**Required task:** Below is a block of records; repeat each one exactly.

[Collected data]

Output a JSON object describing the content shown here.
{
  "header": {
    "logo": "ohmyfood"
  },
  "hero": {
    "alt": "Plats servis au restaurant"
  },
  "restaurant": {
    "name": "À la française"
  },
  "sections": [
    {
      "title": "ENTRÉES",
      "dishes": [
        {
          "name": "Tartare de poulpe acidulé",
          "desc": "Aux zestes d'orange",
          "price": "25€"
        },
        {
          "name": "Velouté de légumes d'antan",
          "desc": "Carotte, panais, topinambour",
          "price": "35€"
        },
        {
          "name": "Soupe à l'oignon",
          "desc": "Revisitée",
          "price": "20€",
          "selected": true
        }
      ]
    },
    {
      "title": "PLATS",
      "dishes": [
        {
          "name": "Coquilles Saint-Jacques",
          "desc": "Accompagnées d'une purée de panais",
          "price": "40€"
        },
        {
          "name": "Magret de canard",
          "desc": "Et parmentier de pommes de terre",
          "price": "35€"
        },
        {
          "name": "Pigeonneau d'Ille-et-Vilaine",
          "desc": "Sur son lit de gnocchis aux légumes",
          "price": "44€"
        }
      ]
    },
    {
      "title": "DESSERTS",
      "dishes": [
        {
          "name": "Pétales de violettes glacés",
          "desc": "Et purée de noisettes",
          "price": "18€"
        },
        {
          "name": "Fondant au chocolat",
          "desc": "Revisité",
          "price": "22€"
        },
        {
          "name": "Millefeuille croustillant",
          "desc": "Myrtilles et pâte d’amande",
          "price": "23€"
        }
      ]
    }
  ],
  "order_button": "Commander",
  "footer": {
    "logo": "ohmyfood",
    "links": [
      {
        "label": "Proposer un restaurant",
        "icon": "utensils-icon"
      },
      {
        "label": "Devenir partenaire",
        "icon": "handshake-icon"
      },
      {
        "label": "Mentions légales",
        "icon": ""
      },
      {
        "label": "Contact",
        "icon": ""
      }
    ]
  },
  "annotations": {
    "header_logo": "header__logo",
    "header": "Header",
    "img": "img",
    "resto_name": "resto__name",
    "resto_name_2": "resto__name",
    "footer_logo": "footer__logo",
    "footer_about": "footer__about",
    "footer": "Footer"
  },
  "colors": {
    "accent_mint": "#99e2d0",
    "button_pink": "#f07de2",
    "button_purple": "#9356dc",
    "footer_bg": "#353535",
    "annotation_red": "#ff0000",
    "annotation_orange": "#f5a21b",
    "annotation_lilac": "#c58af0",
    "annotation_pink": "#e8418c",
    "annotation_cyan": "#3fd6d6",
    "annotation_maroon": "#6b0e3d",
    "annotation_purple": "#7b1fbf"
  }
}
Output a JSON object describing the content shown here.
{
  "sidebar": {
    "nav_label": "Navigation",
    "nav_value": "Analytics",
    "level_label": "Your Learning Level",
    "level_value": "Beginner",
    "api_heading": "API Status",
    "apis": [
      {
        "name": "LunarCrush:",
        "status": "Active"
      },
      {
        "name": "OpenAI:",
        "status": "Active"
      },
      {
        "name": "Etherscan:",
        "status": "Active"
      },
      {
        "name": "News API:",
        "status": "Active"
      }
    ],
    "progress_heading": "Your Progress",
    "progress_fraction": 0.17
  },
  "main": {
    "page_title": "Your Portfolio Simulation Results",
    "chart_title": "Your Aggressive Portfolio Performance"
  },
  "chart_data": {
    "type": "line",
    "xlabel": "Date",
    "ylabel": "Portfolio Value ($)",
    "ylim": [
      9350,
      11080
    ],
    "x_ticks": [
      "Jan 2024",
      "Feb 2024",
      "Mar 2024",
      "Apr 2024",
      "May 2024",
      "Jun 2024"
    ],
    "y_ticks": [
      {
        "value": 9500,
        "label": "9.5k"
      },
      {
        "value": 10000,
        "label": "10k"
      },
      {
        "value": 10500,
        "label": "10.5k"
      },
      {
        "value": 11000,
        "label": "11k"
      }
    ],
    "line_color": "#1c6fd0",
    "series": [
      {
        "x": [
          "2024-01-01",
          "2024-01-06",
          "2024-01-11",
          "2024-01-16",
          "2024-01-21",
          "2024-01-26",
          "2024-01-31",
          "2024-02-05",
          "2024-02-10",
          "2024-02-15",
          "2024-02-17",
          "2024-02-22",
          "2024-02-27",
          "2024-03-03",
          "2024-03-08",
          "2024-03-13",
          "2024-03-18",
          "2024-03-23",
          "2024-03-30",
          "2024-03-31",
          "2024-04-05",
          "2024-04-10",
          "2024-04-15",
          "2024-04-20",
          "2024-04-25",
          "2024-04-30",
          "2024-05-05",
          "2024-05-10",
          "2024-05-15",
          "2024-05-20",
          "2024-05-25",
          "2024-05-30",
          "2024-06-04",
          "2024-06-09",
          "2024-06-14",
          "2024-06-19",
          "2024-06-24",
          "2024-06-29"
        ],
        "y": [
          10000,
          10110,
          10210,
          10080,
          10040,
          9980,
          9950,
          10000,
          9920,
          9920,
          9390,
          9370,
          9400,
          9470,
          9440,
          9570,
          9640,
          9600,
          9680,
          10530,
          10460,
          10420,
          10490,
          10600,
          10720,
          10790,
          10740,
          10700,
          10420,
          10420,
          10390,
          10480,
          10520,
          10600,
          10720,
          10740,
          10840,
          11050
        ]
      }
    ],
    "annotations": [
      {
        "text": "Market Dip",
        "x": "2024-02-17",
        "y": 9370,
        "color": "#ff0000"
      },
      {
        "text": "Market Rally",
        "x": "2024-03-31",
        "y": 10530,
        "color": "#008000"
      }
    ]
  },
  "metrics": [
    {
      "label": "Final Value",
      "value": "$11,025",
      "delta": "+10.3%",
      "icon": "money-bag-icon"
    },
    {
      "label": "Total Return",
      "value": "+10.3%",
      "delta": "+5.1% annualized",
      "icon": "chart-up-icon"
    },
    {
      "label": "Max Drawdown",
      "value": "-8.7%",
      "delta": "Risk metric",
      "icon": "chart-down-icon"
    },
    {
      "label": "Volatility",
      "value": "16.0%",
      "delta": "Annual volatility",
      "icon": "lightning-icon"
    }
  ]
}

**Expected output:**
Output a JSON object describing the content shown here.
{
  "header": {
    "logo": "ohmyfood"
  },
  "hero": {
    "alt": "Plats servis au restaurant"
  },
  "restaurant": {
    "name": "À la française"
  },
  "sections": [
    {
      "title": "ENTRÉES",
      "dishes": [
        {
          "name": "Tartare de poulpe acidulé",
          "desc": "Aux zestes d'orange",
          "price": "25€"
        },
        {
          "name": "Velouté de légumes d'antan",
          "desc": "Carotte, panais, topinambour",
          "price": "35€"
        },
        {
          "name": "Soupe à l'oignon",
          "desc": "Revisitée",
          "price": "20€",
          "selected": true
        }
      ]
    },
    {
      "title": "PLATS",
      "dishes": [
        {
          "name": "Coquilles Saint-Jacques",
          "desc": "Accompagnées d'une purée de panais",
          "price": "40€"
        },
        {
          "name": "Magret de canard",
          "desc": "Et parmentier de pommes de terre",
          "price": "35€"
        },
        {
          "name": "Pigeonneau d'Ille-et-Vilaine",
          "desc": "Sur son lit de gnocchis aux légumes",
          "price": "44€"
        }
      ]
    },
    {
      "title": "DESSERTS",
      "dishes": [
        {
          "name": "Pétales de violettes glacés",
          "desc": "Et purée de noisettes",
          "price": "18€"
        },
        {
          "name": "Fondant au chocolat",
          "desc": "Revisité",
          "price": "22€"
        },
        {
          "name": "Millefeuille croustillant",
          "desc": "Myrtilles et pâte d’amande",
          "price": "23€"
        }
      ]
    }
  ],
  "order_button": "Commander",
  "footer": {
    "logo": "ohmyfood",
    "links": [
      {
        "label": "Proposer un restaurant",
        "icon": "utensils-icon"
      },
      {
        "label": "Devenir partenaire",
        "icon": "handshake-icon"
      },
      {
        "label": "Mentions légales",
        "icon": ""
      },
      {
        "label": "Contact",
        "icon": ""
      }
    ]
  },
  "annotations": {
    "header_logo": "header__logo",
    "header": "Header",
    "img": "img",
    "resto_name": "resto__name",
    "resto_name_2": "resto__name",
    "footer_logo": "footer__logo",
    "footer_about": "footer__about",
    "footer": "Footer"
  },
  "colors": {
    "accent_mint": "#99e2d0",
    "button_pink": "#f07de2",
    "button_purple": "#9356dc",
    "footer_bg": "#353535",
    "annotation_red": "#ff0000",
    "annotation_orange": "#f5a21b",
    "annotation_lilac": "#c58af0",
    "annotation_pink": "#e8418c",
    "annotation_cyan": "#3fd6d6",
    "annotation_maroon": "#6b0e3d",
    "annotation_purple": "#7b1fbf"
  }
}
Output a JSON object describing the content shown here.
{
  "sidebar": {
    "nav_label": "Navigation",
    "nav_value": "Analytics",
    "level_label": "Your Learning Level",
    "level_value": "Beginner",
    "api_heading": "API Status",
    "apis": [
      {
        "name": "LunarCrush:",
        "status": "Active"
      },
      {
        "name": "OpenAI:",
        "status": "Active"
      },
      {
        "name": "Etherscan:",
        "status": "Active"
      },
      {
        "name": "News API:",
        "status": "Active"
      }
    ],
    "progress_heading": "Your Progress",
    "progress_fraction": 0.17
  },
  "main": {
    "page_title": "Your Portfolio Simulation Results",
    "chart_title": "Your Aggressive Portfolio Performance"
  },
  "chart_data": {
    "type": "line",
    "xlabel": "Date",
    "ylabel": "Portfolio Value ($)",
    "ylim": [
      9350,
      11080
    ],
    "x_ticks": [
      "Jan 2024",
      "Feb 2024",
      "Mar 2024",
      "Apr 2024",
      "May 2024",
      "Jun 2024"
    ],
    "y_ticks": [
      {
        "value": 9500,
        "label": "9.5k"
      },
      {
        "value": 10000,
        "label": "10k"
      },
      {
        "value": 10500,
        "label": "10.5k"
      },
      {
        "value": 11000,
        "label": "11k"
      }
    ],
    "line_color": "#1c6fd0",
    "series": [
      {
        "x": [
          "2024-01-01",
          "2024-01-06",
          "2024-01-11",
          "2024-01-16",
          "2024-01-21",
          "2024-01-26",
          "2024-01-31",
          "2024-02-05",
          "2024-02-10",
          "2024-02-15",
          "2024-02-17",
          "2024-02-22",
          "2024-02-27",
          "2024-03-03",
          "2024-03-08",
          "2024-03-13",
          "2024-03-18",
          "2024-03-23",
          "2024-03-30",
          "2024-03-31",
          "2024-04-05",
          "2024-04-10",
          "2024-04-15",
          "2024-04-20",
          "2024-04-25",
          "2024-04-30",
          "2024-05-05",
          "2024-05-10",
          "2024-05-15",
          "2024-05-20",
          "2024-05-25",
          "2024-05-30",
          "2024-06-04",
          "2024-06-09",
          "2024-06-14",
          "2024-06-19",
          "2024-06-24",
          "2024-06-29"
        ],
        "y": [
          10000,
          10110,
          10210,
          10080,
          10040,
          9980,
          9950,
          10000,
          9920,
          9920,
          9390,
          9370,
          9400,
          9470,
          9440,
          9570,
          9640,
          9600,
          9680,
          10530,
          10460,
          10420,
          10490,
          10600,
          10720,
          10790,
          10740,
          10700,
          10420,
          10420,
          10390,
          10480,
          10520,
          10600,
          10720,
          10740,
          10840,
          11050
        ]
      }
    ],
    "annotations": [
      {
        "text": "Market Dip",
        "x": "2024-02-17",
        "y": 9370,
        "color": "#ff0000"
      },
      {
        "text": "Market Rally",
        "x": "2024-03-31",
        "y": 10530,
        "color": "#008000"
      }
    ]
  },
  "metrics": [
    {
      "label": "Final Value",
      "value": "$11,025",
      "delta": "+10.3%",
      "icon": "money-bag-icon"
    },
    {
      "label": "Total Return",
      "value": "+10.3%",
      "delta": "+5.1% annualized",
      "icon": "chart-up-icon"
    },
    {
      "label": "Max Drawdown",
      "value": "-8.7%",
      "delta": "Risk metric",
      "icon": "chart-down-icon"
    },
    {
      "label": "Volatility",
      "value": "16.0%",
      "delta": "Annual volatility",
      "icon": "lightning-icon"
    }
  ]
}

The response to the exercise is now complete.